_Dataset entries_
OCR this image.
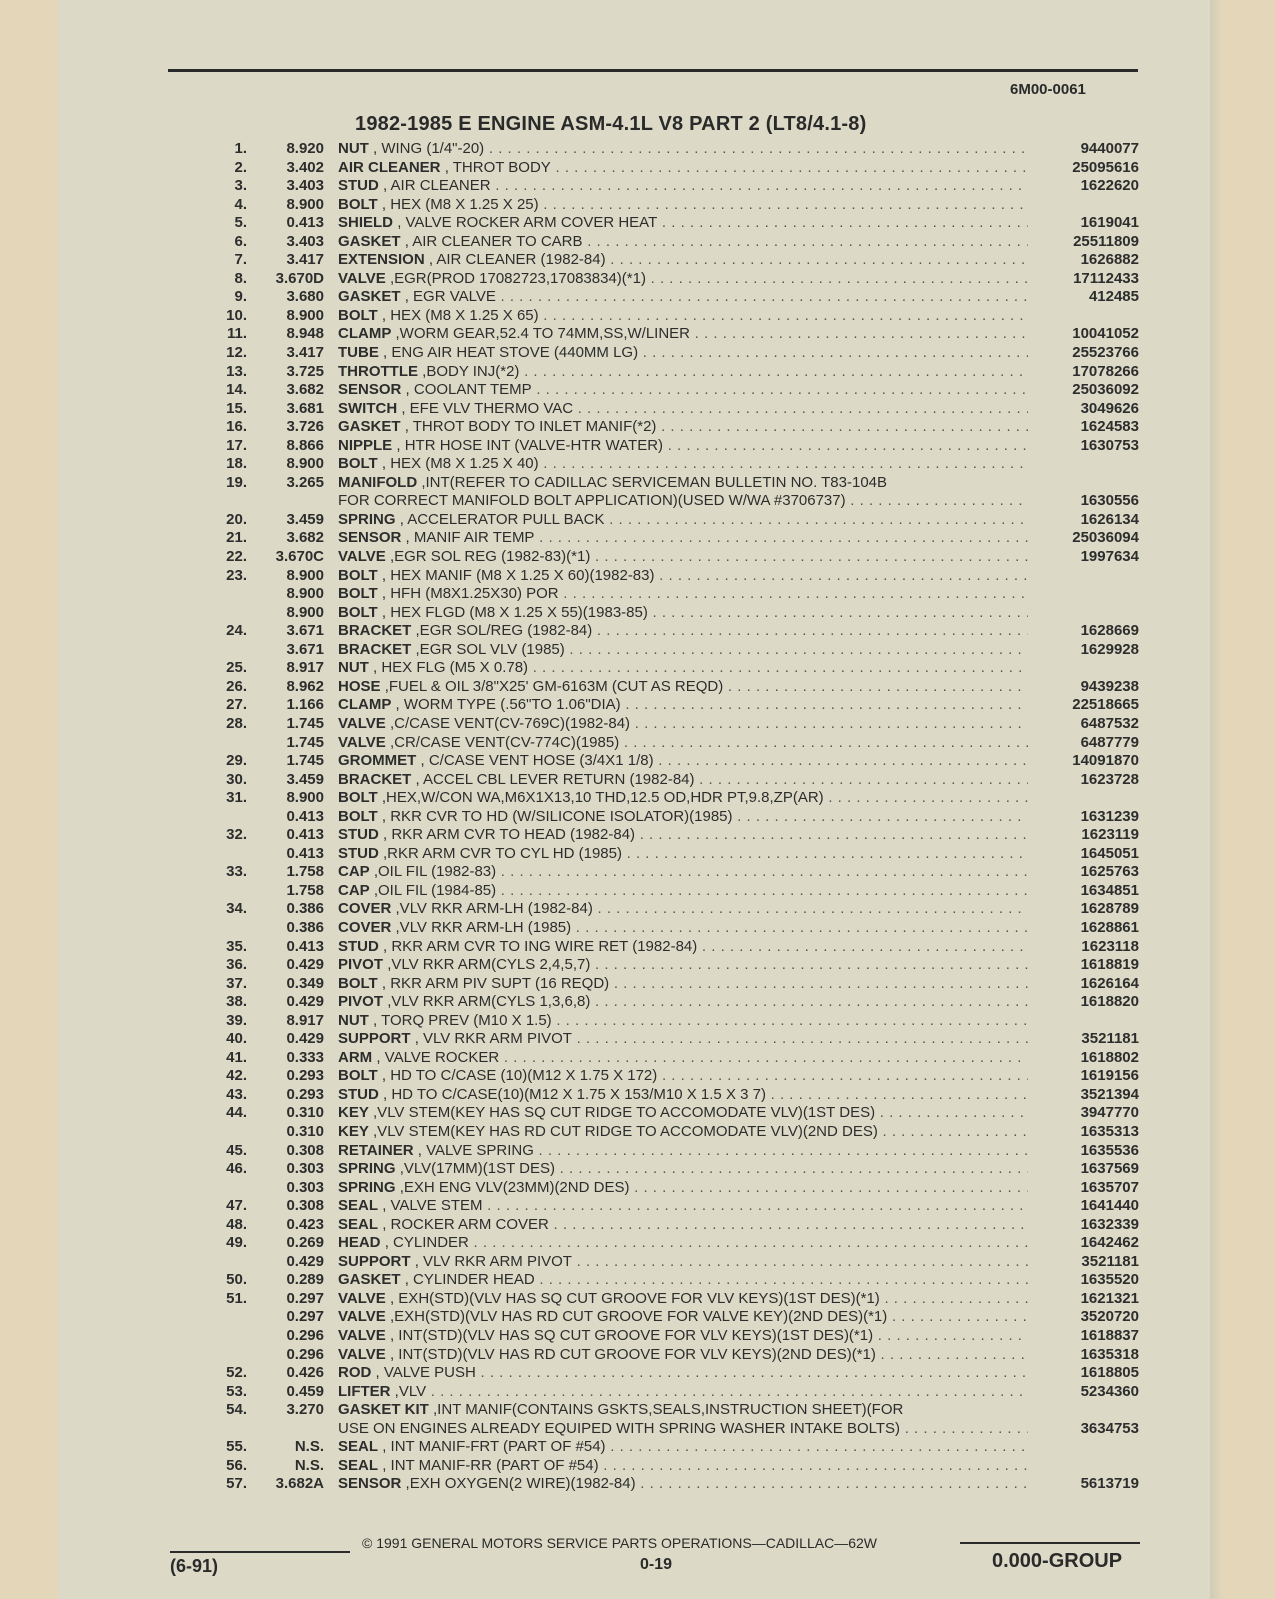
6M00-0061
1982-1985 E ENGINE ASM-4.1L V8 PART 2 (LT8/4.1-8)
1.	8.920 NUT , WING (1/4"-20) . . .	9440077
2.	3.402 AIR CLEANER , THROT BODY . . .	25095616
3.	3.403 STUD , AIR CLEANER . . .	1622620
4.	8.900 BOLT , HEX (M8 X 1.25 X 25) . . .
5.	0.413 SHIELD , VALVE ROCKER ARM COVER HEAT . . .	1619041
6.	3.403 GASKET , AIR CLEANER TO CARB . . .	25511809
7.	3.417 EXTENSION , AIR CLEANER (1982-84) . . .	1626882
8. 3.670D VALVE ,EGR(PROD 17082723,17083834)(*1) . . .	17112433
9.	3.680 GASKET , EGR VALVE . . .	412485
10.	8.900 BOLT , HEX (M8 X 1.25 X 65) . . .
11.	8.948 CLAMP ,WORM GEAR,52.4 TO 74MM,SS,W/LINER . . .	10041052
12.	3.417 TUBE , ENG AIR HEAT STOVE (440MM LG) . . .	25523766
13.	3.725 THROTTLE ,BODY INJ(*2) . . .	17078266
14.	3.682 SENSOR , COOLANT TEMP . . .	25036092
15.	3.681 SWITCH , EFE VLV THERMO VAC . . .	3049626
16.	3.726 GASKET , THROT BODY TO INLET MANIF(*2) . . .	1624583
17.	8.866 NIPPLE , HTR HOSE INT (VALVE-HTR WATER) . . .	1630753
18.	8.900 BOLT , HEX (M8 X 1.25 X 40) . . .
19.	3.265 MANIFOLD ,INT(REFER TO CADILLAC SERVICEMAN BULLETIN NO. T83-104B
FOR CORRECT MANIFOLD BOLT APPLICATION)(USED W/WA #3706737) . . .	1630556
20.	3.459 SPRING , ACCELERATOR PULL BACK . . .	1626134
21.	3.682 SENSOR , MANIF AIR TEMP . . .	25036094
22. 3.670C VALVE ,EGR SOL REG (1982-83)(*1) . . .	1997634
23.	8.900 BOLT , HEX MANIF (M8 X 1.25 X 60)(1982-83) . . .
8.900 BOLT , HFH (M8X1.25X30) POR . . .
8.900 BOLT , HEX FLGD (M8 X 1.25 X 55)(1983-85) . . .
24.	3.671 BRACKET ,EGR SOL/REG (1982-84) . . .	1628669
3.671 BRACKET ,EGR SOL VLV (1985) . . .	1629928
25.	8.917 NUT , HEX FLG (M5 X 0.78) . . .
26.	8.962 HOSE ,FUEL & OIL 3/8"X25' GM-6163M (CUT AS REQD) . . .	9439238
27.	1.166 CLAMP , WORM TYPE (.56"TO 1.06"DIA) . . .	22518665
28.	1.745 VALVE ,C/CASE VENT(CV-769C)(1982-84) . . .	6487532
1.745 VALVE ,CR/CASE VENT(CV-774C)(1985) . . .	6487779
29.	1.745 GROMMET , C/CASE VENT HOSE (3/4X1 1/8) . . .	14091870
30.	3.459 BRACKET , ACCEL CBL LEVER RETURN (1982-84) . . .	1623728
31.	8.900 BOLT ,HEX,W/CON WA,M6X1X13,10 THD,12.5 OD,HDR PT,9.8,ZP(AR) . . .
0.413 BOLT , RKR CVR TO HD (W/SILICONE ISOLATOR)(1985) . . .	1631239
32.	0.413 STUD , RKR ARM CVR TO HEAD (1982-84) . . .	1623119
0.413 STUD ,RKR ARM CVR TO CYL HD (1985) . . .	1645051
33.	1.758 CAP ,OIL FIL (1982-83) . . .	1625763
1.758 CAP ,OIL FIL (1984-85) . . .	1634851
34.	0.386 COVER ,VLV RKR ARM-LH (1982-84) . . .	1628789
0.386 COVER ,VLV RKR ARM-LH (1985) . . .	1628861
35.	0.413 STUD , RKR ARM CVR TO ING WIRE RET (1982-84) . . .	1623118
36.	0.429 PIVOT ,VLV RKR ARM(CYLS 2,4,5,7) . . .	1618819
37.	0.349 BOLT , RKR ARM PIV SUPT (16 REQD) . . .	1626164
38.	0.429 PIVOT ,VLV RKR ARM(CYLS 1,3,6,8) . . .	1618820
39.	8.917 NUT , TORQ PREV (M10 X 1.5) . . .
40.	0.429 SUPPORT , VLV RKR ARM PIVOT . . .	3521181
41.	0.333 ARM , VALVE ROCKER . . .	1618802
42.	0.293 BOLT , HD TO C/CASE (10)(M12 X 1.75 X 172) . . .	1619156
43.	0.293 STUD , HD TO C/CASE(10)(M12 X 1.75 X 153/M10 X 1.5 X 3 7) . . .	3521394
44.	0.310 KEY ,VLV STEM(KEY HAS SQ CUT RIDGE TO ACCOMODATE VLV)(1ST DES) . . .	3947770
0.310 KEY ,VLV STEM(KEY HAS RD CUT RIDGE TO ACCOMODATE VLV)(2ND DES) . . .	1635313
45.	0.308 RETAINER , VALVE SPRING . . .	1635536
46.	0.303 SPRING ,VLV(17MM)(1ST DES) . . .	1637569
0.303 SPRING ,EXH ENG VLV(23MM)(2ND DES) . . .	1635707
47.	0.308 SEAL , VALVE STEM . . .	1641440
48.	0.423 SEAL , ROCKER ARM COVER . . .	1632339
49.	0.269 HEAD , CYLINDER . . .	1642462
0.429 SUPPORT , VLV RKR ARM PIVOT . . .	3521181
50.	0.289 GASKET , CYLINDER HEAD . . .	1635520
51.	0.297 VALVE , EXH(STD)(VLV HAS SQ CUT GROOVE FOR VLV KEYS)(1ST DES)(*1) . . .	1621321
0.297 VALVE ,EXH(STD)(VLV HAS RD CUT GROOVE FOR VALVE KEY)(2ND DES)(*1) . . .	3520720
0.296 VALVE , INT(STD)(VLV HAS SQ CUT GROOVE FOR VLV KEYS)(1ST DES)(*1) . . .	1618837
0.296 VALVE , INT(STD)(VLV HAS RD CUT GROOVE FOR VLV KEYS)(2ND DES)(*1) . . .	1635318
52.	0.426 ROD , VALVE PUSH . . .	1618805
53.	0.459 LIFTER ,VLV . . .	5234360
54.	3.270 GASKET KIT ,INT MANIF(CONTAINS GSKTS,SEALS,INSTRUCTION SHEET)(FOR
USE ON ENGINES ALREADY EQUIPED WITH SPRING WASHER INTAKE BOLTS) . . .	3634753
55.	N.S. SEAL , INT MANIF-FRT (PART OF #54) . . .
56.	N.S. SEAL , INT MANIF-RR (PART OF #54) . . .
57. 3.682A SENSOR ,EXH OXYGEN(2 WIRE)(1982-84) . . .	5613719
© 1991 GENERAL MOTORS SERVICE PARTS OPERATIONS—CADILLAC—62W
(6-91)	0-19	0.000-GROUP
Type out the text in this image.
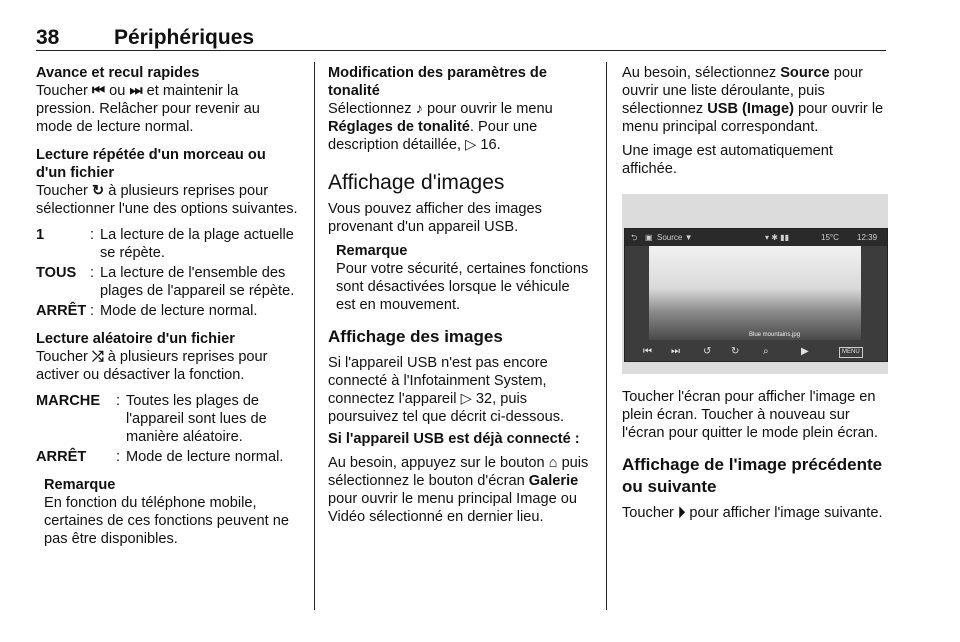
38	Périphériques
Avance et recul rapides

Toucher ⏮ ou ⏭ et maintenir la pression. Relâcher pour revenir au mode de lecture normal.

Lecture répétée d'un morceau ou d'un fichier

Toucher ↻ à plusieurs reprises pour sélectionner l'une des options suivantes.

1	: La lecture de la plage actuelle se répète.
TOUS : La lecture de l'ensemble des plages de l'appareil se répète.
ARRÊT : Mode de lecture normal.
Lecture aléatoire d'un fichier

Toucher ⤮ à plusieurs reprises pour activer ou désactiver la fonction.

MARCHE	: Toutes les plages de l'appareil sont lues de manière aléatoire.
ARRÊT	: Mode de lecture normal.
Remarque

En fonction du téléphone mobile, certaines de ces fonctions peuvent ne pas être disponibles.

Modification des paramètres de tonalité

Sélectionnez ♪ pour ouvrir le menu Réglages de tonalité. Pour une description détaillée, ▷ 16.

Affichage d'images

Vous pouvez afficher des images provenant d'un appareil USB.

Remarque

Pour votre sécurité, certaines fonctions sont désactivées lorsque le véhicule est en mouvement.

Affichage des images

Si l'appareil USB n'est pas encore connecté à l'Infotainment System, connectez l'appareil ▷ 32, puis poursuivez tel que décrit ci-dessous.

Si l'appareil USB est déjà connecté :

Au besoin, appuyez sur le bouton ⌂ puis sélectionnez le bouton d'écran Galerie pour ouvrir le menu principal Image ou Vidéo sélectionné en dernier lieu.

Au besoin, sélectionnez Source pour ouvrir une liste déroulante, puis sélectionnez USB (Image) pour ouvrir le menu principal correspondant.

Une image est automatiquement affichée.

⮌ ▣ Source ▼	▾ ✱ ▮▮	15°C 12:39
Blue mountains.jpg
⏮ ⏭ ↺ ↻ ⌕	▶	MENU

Toucher l'écran pour afficher l'image en plein écran. Toucher à nouveau sur l'écran pour quitter le mode plein écran.

Affichage de l'image précédente ou suivante

Toucher ⏵ pour afficher l'image suivante.
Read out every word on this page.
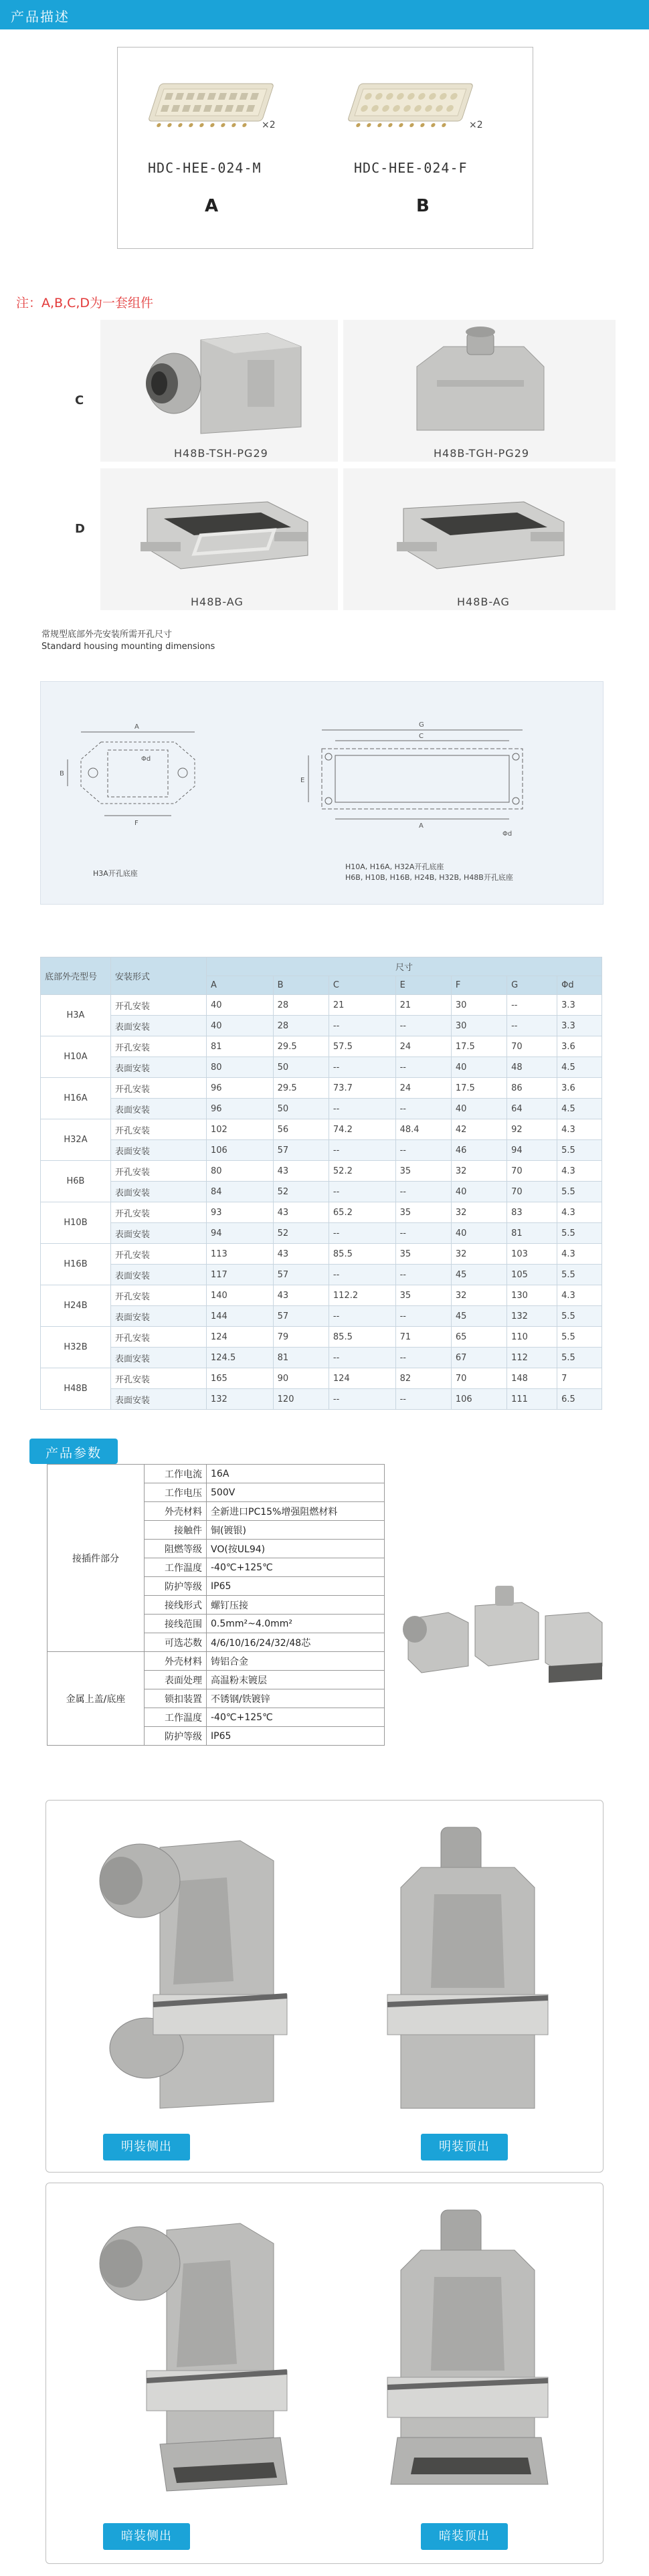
产品描述
×2
HDC-HEE-024-M
A
×2
HDC-HEE-024-F
B
注：A,B,C,D为一套组件
C
D
H48B-TSH-PG29	H48B-TGH-PG29
H48B-AG	H48B-AG
常规型底部外壳安装所需开孔尺寸
Standard housing mounting dimensions
A
F
B
Φd
H3A开孔底座
G
C
E
A
Φd
H10A, H16A, H32A开孔底座
H6B, H10B, H16B, H24B, H32B, H48B开孔底座
底部外壳型号	安装形式	尺寸						
		A	B	C	E	F	G	Φd
H3A	开孔安装	40	28	21	21	30	--	3.3
	表面安装	40	28	--	--	30	--	3.3
H10A	开孔安装	81	29.5	57.5	24	17.5	70	3.6
	表面安装	80	50	--	--	40	48	4.5
H16A	开孔安装	96	29.5	73.7	24	17.5	86	3.6
	表面安装	96	50	--	--	40	64	4.5
H32A	开孔安装	102	56	74.2	48.4	42	92	4.3
	表面安装	106	57	--	--	46	94	5.5
H6B	开孔安装	80	43	52.2	35	32	70	4.3
	表面安装	84	52	--	--	40	70	5.5
H10B	开孔安装	93	43	65.2	35	32	83	4.3
	表面安装	94	52	--	--	40	81	5.5
H16B	开孔安装	113	43	85.5	35	32	103	4.3
	表面安装	117	57	--	--	45	105	5.5
H24B	开孔安装	140	43	112.2	35	32	130	4.3
	表面安装	144	57	--	--	45	132	5.5
H32B	开孔安装	124	79	85.5	71	65	110	5.5
	表面安装	124.5	81	--	--	67	112	5.5
H48B	开孔安装	165	90	124	82	70	148	7
	表面安装	132	120	--	--	106	111	6.5
产品参数
接插件部分	工作电流	16A
	工作电压	500V
	外壳材料	全新进口PC15%增强阻燃材料
	接触件	铜(镀银)
	阻燃等级	VO(按UL94)
	工作温度	-40℃+125℃
	防护等级	IP65
	接线形式	螺钉压接
	接线范围	0.5mm²~4.0mm²
	可选芯数	4/6/10/16/24/32/48芯
金属上盖/底座	外壳材料	铸铝合金
	表面处理	高温粉末镀层
	锁扣装置	不锈钢/铁镀锌
	工作温度	-40℃+125℃
	防护等级	IP65
明装侧出	明装顶出
暗装侧出	暗装顶出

_What to produce_
Copy all lines from the data that hold the word "sont".

_Task response_
MARCHE	: Toutes les plages de l'appareil sont lues de manière aléatoire.
Pour votre sécurité, certaines fonctions sont désactivées lorsque le véhicule est en mouvement.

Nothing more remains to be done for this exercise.